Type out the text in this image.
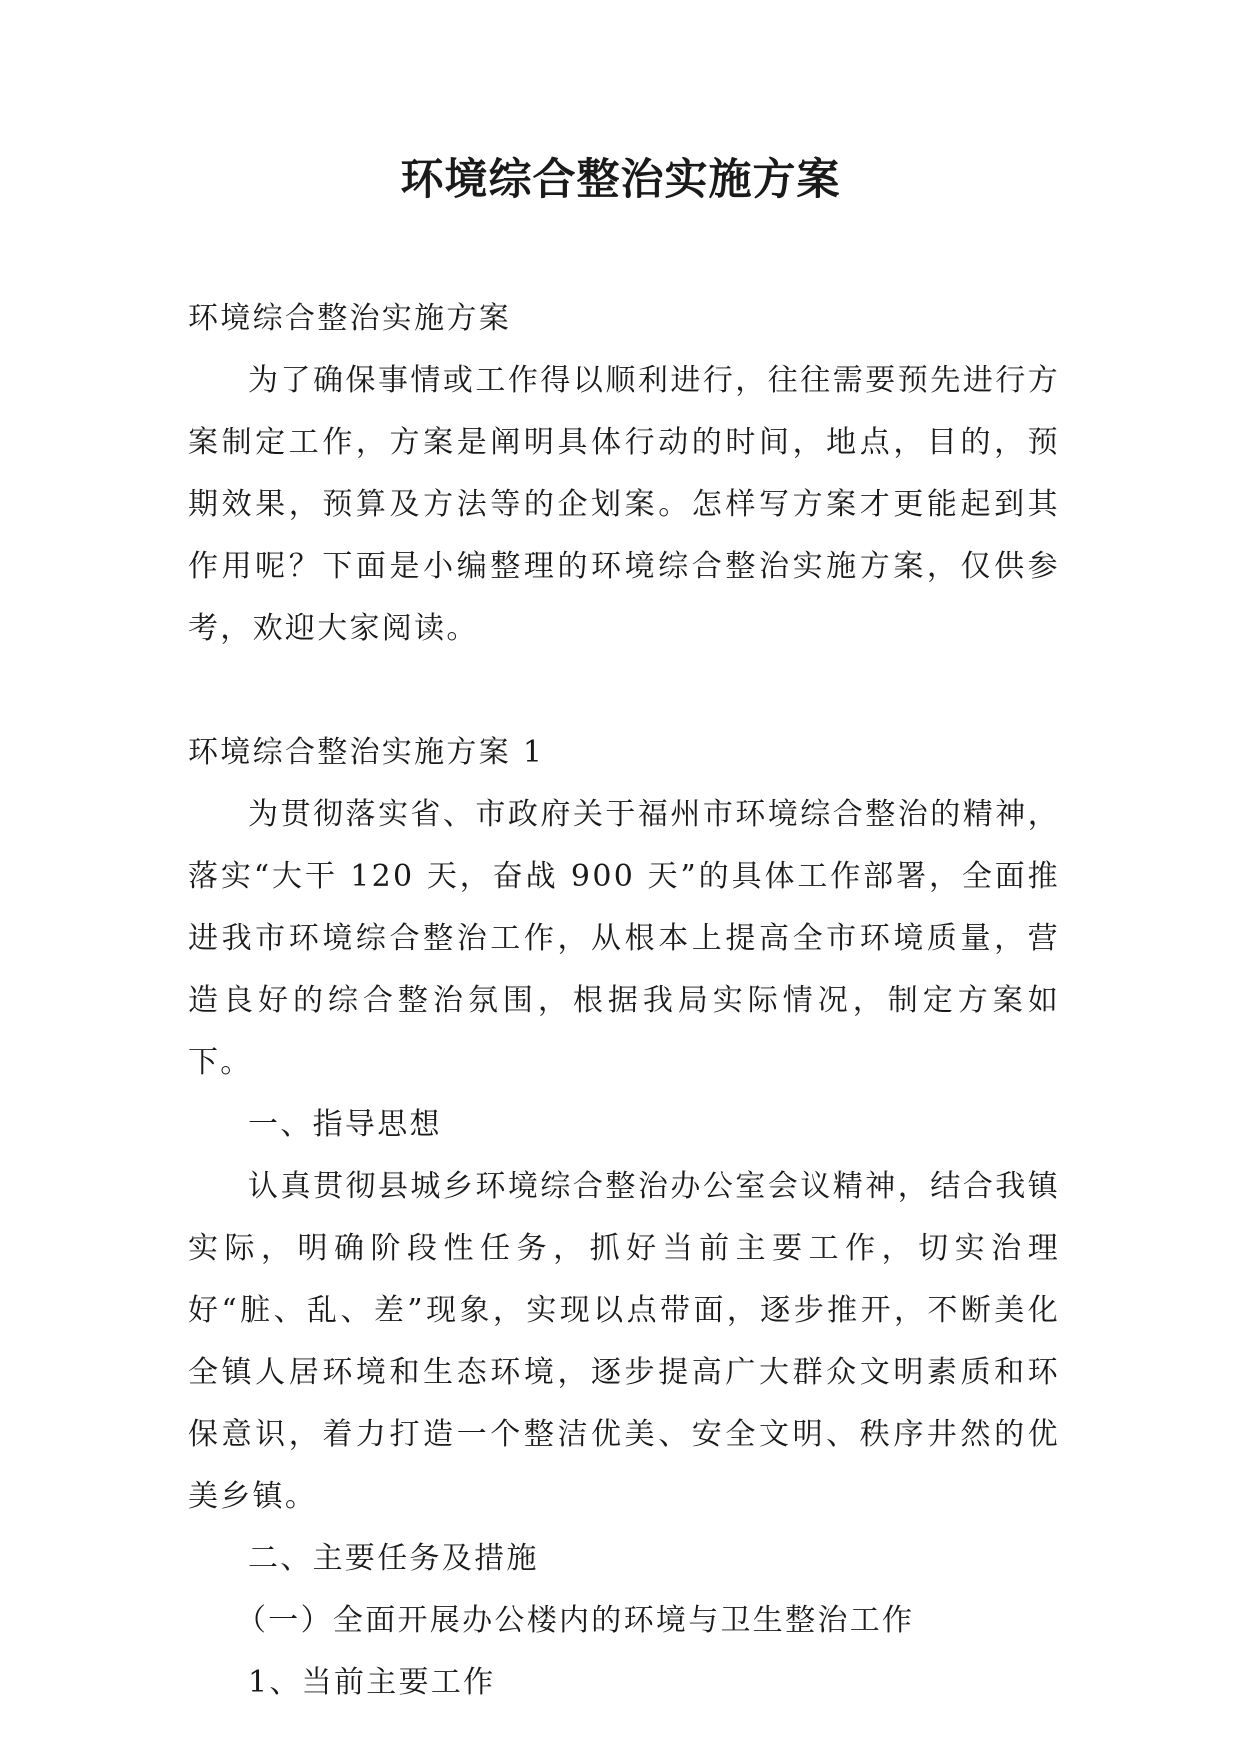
环境综合整治实施方案

环境综合整治实施方案

为了确保事情或工作得以顺利进行，往往需要预先进行方案制定工作，方案是阐明具体行动的时间，地点，目的，预期效果，预算及方法等的企划案。怎样写方案才更能起到其作用呢？下面是小编整理的环境综合整治实施方案，仅供参考，欢迎大家阅读。

环境综合整治实施方案 1

为贯彻落实省、市政府关于福州市环境综合整治的精神，落实“大干 120 天，奋战 900 天”的具体工作部署，全面推进我市环境综合整治工作，从根本上提高全市环境质量，营造良好的综合整治氛围，根据我局实际情况，制定方案如下。

一、指导思想

认真贯彻县城乡环境综合整治办公室会议精神，结合我镇实际，明确阶段性任务，抓好当前主要工作，切实治理好“脏、乱、差”现象，实现以点带面，逐步推开，不断美化全镇人居环境和生态环境，逐步提高广大群众文明素质和环保意识，着力打造一个整洁优美、安全文明、秩序井然的优美乡镇。

二、主要任务及措施

（一）全面开展办公楼内的环境与卫生整治工作

1、当前主要工作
----------------------------------------
BRIEF
Retype all the records shown above, character for character. Omit every picture.

CORRECT ANSWER
Type out the text in this image.
环境综合整治实施方案

环境综合整治实施方案

为了确保事情或工作得以顺利进行，往往需要预先进行方案制定工作，方案是阐明具体行动的时间，地点，目的，预期效果，预算及方法等的企划案。怎样写方案才更能起到其作用呢？下面是小编整理的环境综合整治实施方案，仅供参考，欢迎大家阅读。

环境综合整治实施方案 1

为贯彻落实省、市政府关于福州市环境综合整治的精神，落实“大干 120 天，奋战 900 天”的具体工作部署，全面推进我市环境综合整治工作，从根本上提高全市环境质量，营造良好的综合整治氛围，根据我局实际情况，制定方案如下。

一、指导思想

认真贯彻县城乡环境综合整治办公室会议精神，结合我镇实际，明确阶段性任务，抓好当前主要工作，切实治理好“脏、乱、差”现象，实现以点带面，逐步推开，不断美化全镇人居环境和生态环境，逐步提高广大群众文明素质和环保意识，着力打造一个整洁优美、安全文明、秩序井然的优美乡镇。

二、主要任务及措施

（一）全面开展办公楼内的环境与卫生整治工作

1、当前主要工作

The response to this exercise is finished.